● **Given information**:
_____
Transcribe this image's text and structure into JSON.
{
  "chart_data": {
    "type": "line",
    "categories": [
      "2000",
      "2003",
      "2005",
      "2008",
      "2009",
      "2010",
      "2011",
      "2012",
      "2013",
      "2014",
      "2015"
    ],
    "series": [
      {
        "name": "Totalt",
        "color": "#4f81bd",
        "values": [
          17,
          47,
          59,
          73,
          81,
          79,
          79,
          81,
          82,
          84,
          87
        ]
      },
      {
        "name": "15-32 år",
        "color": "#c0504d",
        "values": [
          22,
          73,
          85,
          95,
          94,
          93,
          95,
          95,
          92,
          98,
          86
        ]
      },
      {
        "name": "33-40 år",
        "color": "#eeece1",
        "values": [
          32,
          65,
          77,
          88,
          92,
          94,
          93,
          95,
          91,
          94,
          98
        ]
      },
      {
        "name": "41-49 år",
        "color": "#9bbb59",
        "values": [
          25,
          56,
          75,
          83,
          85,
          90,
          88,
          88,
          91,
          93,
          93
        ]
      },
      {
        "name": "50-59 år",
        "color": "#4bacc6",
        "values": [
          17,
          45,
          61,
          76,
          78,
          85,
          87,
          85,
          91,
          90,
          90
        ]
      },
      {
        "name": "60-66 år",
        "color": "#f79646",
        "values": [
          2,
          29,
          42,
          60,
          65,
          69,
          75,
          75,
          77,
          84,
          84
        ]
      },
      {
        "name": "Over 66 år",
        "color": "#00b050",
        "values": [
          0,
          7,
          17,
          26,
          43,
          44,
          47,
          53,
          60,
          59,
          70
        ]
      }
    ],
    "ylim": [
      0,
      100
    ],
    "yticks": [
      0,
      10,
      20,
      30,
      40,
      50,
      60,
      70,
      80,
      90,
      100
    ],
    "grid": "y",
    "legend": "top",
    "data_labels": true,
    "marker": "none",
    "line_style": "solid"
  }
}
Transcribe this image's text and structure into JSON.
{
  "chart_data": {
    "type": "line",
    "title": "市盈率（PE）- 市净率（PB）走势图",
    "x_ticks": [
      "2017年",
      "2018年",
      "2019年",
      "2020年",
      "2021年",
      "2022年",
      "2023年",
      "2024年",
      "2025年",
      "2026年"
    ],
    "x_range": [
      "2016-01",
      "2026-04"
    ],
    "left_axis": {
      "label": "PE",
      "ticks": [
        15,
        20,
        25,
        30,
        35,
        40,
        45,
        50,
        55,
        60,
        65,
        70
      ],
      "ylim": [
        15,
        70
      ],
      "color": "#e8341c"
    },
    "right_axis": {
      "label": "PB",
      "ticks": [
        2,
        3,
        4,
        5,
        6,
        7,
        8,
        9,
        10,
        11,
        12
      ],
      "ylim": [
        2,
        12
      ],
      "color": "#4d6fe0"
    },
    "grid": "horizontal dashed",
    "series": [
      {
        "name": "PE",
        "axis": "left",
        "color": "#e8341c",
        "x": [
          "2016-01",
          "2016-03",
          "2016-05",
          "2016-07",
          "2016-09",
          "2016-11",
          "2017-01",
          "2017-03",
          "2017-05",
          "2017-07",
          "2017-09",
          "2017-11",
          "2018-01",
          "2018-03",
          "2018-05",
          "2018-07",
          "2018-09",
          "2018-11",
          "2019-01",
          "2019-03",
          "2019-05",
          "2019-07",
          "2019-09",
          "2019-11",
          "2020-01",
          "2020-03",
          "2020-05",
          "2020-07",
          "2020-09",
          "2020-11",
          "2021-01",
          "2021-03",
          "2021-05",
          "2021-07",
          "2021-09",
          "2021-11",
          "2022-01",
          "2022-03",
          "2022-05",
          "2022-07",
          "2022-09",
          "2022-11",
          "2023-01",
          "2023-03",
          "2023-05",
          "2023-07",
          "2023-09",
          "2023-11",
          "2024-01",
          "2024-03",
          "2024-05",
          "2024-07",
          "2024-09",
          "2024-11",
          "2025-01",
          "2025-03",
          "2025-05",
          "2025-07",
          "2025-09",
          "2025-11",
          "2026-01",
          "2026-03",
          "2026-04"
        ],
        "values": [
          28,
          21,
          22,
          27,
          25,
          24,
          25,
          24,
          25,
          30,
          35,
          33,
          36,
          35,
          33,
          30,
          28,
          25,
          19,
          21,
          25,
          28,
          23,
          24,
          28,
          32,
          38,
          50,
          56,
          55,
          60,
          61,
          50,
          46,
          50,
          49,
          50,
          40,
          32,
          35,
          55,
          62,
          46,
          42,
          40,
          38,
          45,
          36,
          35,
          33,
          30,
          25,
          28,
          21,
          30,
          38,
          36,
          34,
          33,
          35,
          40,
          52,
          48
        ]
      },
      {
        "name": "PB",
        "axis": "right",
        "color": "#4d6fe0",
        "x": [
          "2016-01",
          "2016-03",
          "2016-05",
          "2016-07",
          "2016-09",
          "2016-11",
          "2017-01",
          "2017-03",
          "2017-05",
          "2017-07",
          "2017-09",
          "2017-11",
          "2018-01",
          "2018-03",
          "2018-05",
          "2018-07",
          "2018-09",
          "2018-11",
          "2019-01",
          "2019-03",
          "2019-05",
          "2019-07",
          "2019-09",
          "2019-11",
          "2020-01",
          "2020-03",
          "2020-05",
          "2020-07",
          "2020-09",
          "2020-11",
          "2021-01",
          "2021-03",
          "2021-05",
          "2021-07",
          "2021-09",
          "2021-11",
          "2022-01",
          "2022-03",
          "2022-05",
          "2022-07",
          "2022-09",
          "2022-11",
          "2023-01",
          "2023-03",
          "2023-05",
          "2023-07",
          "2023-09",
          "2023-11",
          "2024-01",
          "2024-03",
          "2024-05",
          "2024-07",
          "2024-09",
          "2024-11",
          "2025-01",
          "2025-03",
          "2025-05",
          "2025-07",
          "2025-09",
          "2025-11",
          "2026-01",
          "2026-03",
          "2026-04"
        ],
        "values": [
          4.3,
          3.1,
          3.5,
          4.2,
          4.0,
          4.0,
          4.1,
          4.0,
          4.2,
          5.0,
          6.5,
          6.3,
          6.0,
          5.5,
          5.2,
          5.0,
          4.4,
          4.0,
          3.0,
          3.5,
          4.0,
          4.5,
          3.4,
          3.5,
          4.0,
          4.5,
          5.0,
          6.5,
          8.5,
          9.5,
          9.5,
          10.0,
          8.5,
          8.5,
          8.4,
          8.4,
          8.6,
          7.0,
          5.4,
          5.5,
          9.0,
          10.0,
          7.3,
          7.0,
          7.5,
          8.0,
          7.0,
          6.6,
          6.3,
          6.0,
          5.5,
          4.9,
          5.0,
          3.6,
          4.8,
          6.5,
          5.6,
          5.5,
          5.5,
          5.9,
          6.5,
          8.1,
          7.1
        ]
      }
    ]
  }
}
_____
● **Given task**: Transcribe the material above word for word.

● **Completed task**:
Transcribe this image's text and structure into JSON.
{
  "chart_data": {
    "type": "line",
    "categories": [
      "2000",
      "2003",
      "2005",
      "2008",
      "2009",
      "2010",
      "2011",
      "2012",
      "2013",
      "2014",
      "2015"
    ],
    "series": [
      {
        "name": "Totalt",
        "color": "#4f81bd",
        "values": [
          17,
          47,
          59,
          73,
          81,
          79,
          79,
          81,
          82,
          84,
          87
        ]
      },
      {
        "name": "15-32 år",
        "color": "#c0504d",
        "values": [
          22,
          73,
          85,
          95,
          94,
          93,
          95,
          95,
          92,
          98,
          86
        ]
      },
      {
        "name": "33-40 år",
        "color": "#eeece1",
        "values": [
          32,
          65,
          77,
          88,
          92,
          94,
          93,
          95,
          91,
          94,
          98
        ]
      },
      {
        "name": "41-49 år",
        "color": "#9bbb59",
        "values": [
          25,
          56,
          75,
          83,
          85,
          90,
          88,
          88,
          91,
          93,
          93
        ]
      },
      {
        "name": "50-59 år",
        "color": "#4bacc6",
        "values": [
          17,
          45,
          61,
          76,
          78,
          85,
          87,
          85,
          91,
          90,
          90
        ]
      },
      {
        "name": "60-66 år",
        "color": "#f79646",
        "values": [
          2,
          29,
          42,
          60,
          65,
          69,
          75,
          75,
          77,
          84,
          84
        ]
      },
      {
        "name": "Over 66 år",
        "color": "#00b050",
        "values": [
          0,
          7,
          17,
          26,
          43,
          44,
          47,
          53,
          60,
          59,
          70
        ]
      }
    ],
    "ylim": [
      0,
      100
    ],
    "yticks": [
      0,
      10,
      20,
      30,
      40,
      50,
      60,
      70,
      80,
      90,
      100
    ],
    "grid": "y",
    "legend": "top",
    "data_labels": true,
    "marker": "none",
    "line_style": "solid"
  }
}
Transcribe this image's text and structure into JSON.
{
  "chart_data": {
    "type": "line",
    "title": "市盈率（PE）- 市净率（PB）走势图",
    "x_ticks": [
      "2017年",
      "2018年",
      "2019年",
      "2020年",
      "2021年",
      "2022年",
      "2023年",
      "2024年",
      "2025年",
      "2026年"
    ],
    "x_range": [
      "2016-01",
      "2026-04"
    ],
    "left_axis": {
      "label": "PE",
      "ticks": [
        15,
        20,
        25,
        30,
        35,
        40,
        45,
        50,
        55,
        60,
        65,
        70
      ],
      "ylim": [
        15,
        70
      ],
      "color": "#e8341c"
    },
    "right_axis": {
      "label": "PB",
      "ticks": [
        2,
        3,
        4,
        5,
        6,
        7,
        8,
        9,
        10,
        11,
        12
      ],
      "ylim": [
        2,
        12
      ],
      "color": "#4d6fe0"
    },
    "grid": "horizontal dashed",
    "series": [
      {
        "name": "PE",
        "axis": "left",
        "color": "#e8341c",
        "x": [
          "2016-01",
          "2016-03",
          "2016-05",
          "2016-07",
          "2016-09",
          "2016-11",
          "2017-01",
          "2017-03",
          "2017-05",
          "2017-07",
          "2017-09",
          "2017-11",
          "2018-01",
          "2018-03",
          "2018-05",
          "2018-07",
          "2018-09",
          "2018-11",
          "2019-01",
          "2019-03",
          "2019-05",
          "2019-07",
          "2019-09",
          "2019-11",
          "2020-01",
          "2020-03",
          "2020-05",
          "2020-07",
          "2020-09",
          "2020-11",
          "2021-01",
          "2021-03",
          "2021-05",
          "2021-07",
          "2021-09",
          "2021-11",
          "2022-01",
          "2022-03",
          "2022-05",
          "2022-07",
          "2022-09",
          "2022-11",
          "2023-01",
          "2023-03",
          "2023-05",
          "2023-07",
          "2023-09",
          "2023-11",
          "2024-01",
          "2024-03",
          "2024-05",
          "2024-07",
          "2024-09",
          "2024-11",
          "2025-01",
          "2025-03",
          "2025-05",
          "2025-07",
          "2025-09",
          "2025-11",
          "2026-01",
          "2026-03",
          "2026-04"
        ],
        "values": [
          28,
          21,
          22,
          27,
          25,
          24,
          25,
          24,
          25,
          30,
          35,
          33,
          36,
          35,
          33,
          30,
          28,
          25,
          19,
          21,
          25,
          28,
          23,
          24,
          28,
          32,
          38,
          50,
          56,
          55,
          60,
          61,
          50,
          46,
          50,
          49,
          50,
          40,
          32,
          35,
          55,
          62,
          46,
          42,
          40,
          38,
          45,
          36,
          35,
          33,
          30,
          25,
          28,
          21,
          30,
          38,
          36,
          34,
          33,
          35,
          40,
          52,
          48
        ]
      },
      {
        "name": "PB",
        "axis": "right",
        "color": "#4d6fe0",
        "x": [
          "2016-01",
          "2016-03",
          "2016-05",
          "2016-07",
          "2016-09",
          "2016-11",
          "2017-01",
          "2017-03",
          "2017-05",
          "2017-07",
          "2017-09",
          "2017-11",
          "2018-01",
          "2018-03",
          "2018-05",
          "2018-07",
          "2018-09",
          "2018-11",
          "2019-01",
          "2019-03",
          "2019-05",
          "2019-07",
          "2019-09",
          "2019-11",
          "2020-01",
          "2020-03",
          "2020-05",
          "2020-07",
          "2020-09",
          "2020-11",
          "2021-01",
          "2021-03",
          "2021-05",
          "2021-07",
          "2021-09",
          "2021-11",
          "2022-01",
          "2022-03",
          "2022-05",
          "2022-07",
          "2022-09",
          "2022-11",
          "2023-01",
          "2023-03",
          "2023-05",
          "2023-07",
          "2023-09",
          "2023-11",
          "2024-01",
          "2024-03",
          "2024-05",
          "2024-07",
          "2024-09",
          "2024-11",
          "2025-01",
          "2025-03",
          "2025-05",
          "2025-07",
          "2025-09",
          "2025-11",
          "2026-01",
          "2026-03",
          "2026-04"
        ],
        "values": [
          4.3,
          3.1,
          3.5,
          4.2,
          4.0,
          4.0,
          4.1,
          4.0,
          4.2,
          5.0,
          6.5,
          6.3,
          6.0,
          5.5,
          5.2,
          5.0,
          4.4,
          4.0,
          3.0,
          3.5,
          4.0,
          4.5,
          3.4,
          3.5,
          4.0,
          4.5,
          5.0,
          6.5,
          8.5,
          9.5,
          9.5,
          10.0,
          8.5,
          8.5,
          8.4,
          8.4,
          8.6,
          7.0,
          5.4,
          5.5,
          9.0,
          10.0,
          7.3,
          7.0,
          7.5,
          8.0,
          7.0,
          6.6,
          6.3,
          6.0,
          5.5,
          4.9,
          5.0,
          3.6,
          4.8,
          6.5,
          5.6,
          5.5,
          5.5,
          5.9,
          6.5,
          8.1,
          7.1
        ]
      }
    ]
  }
}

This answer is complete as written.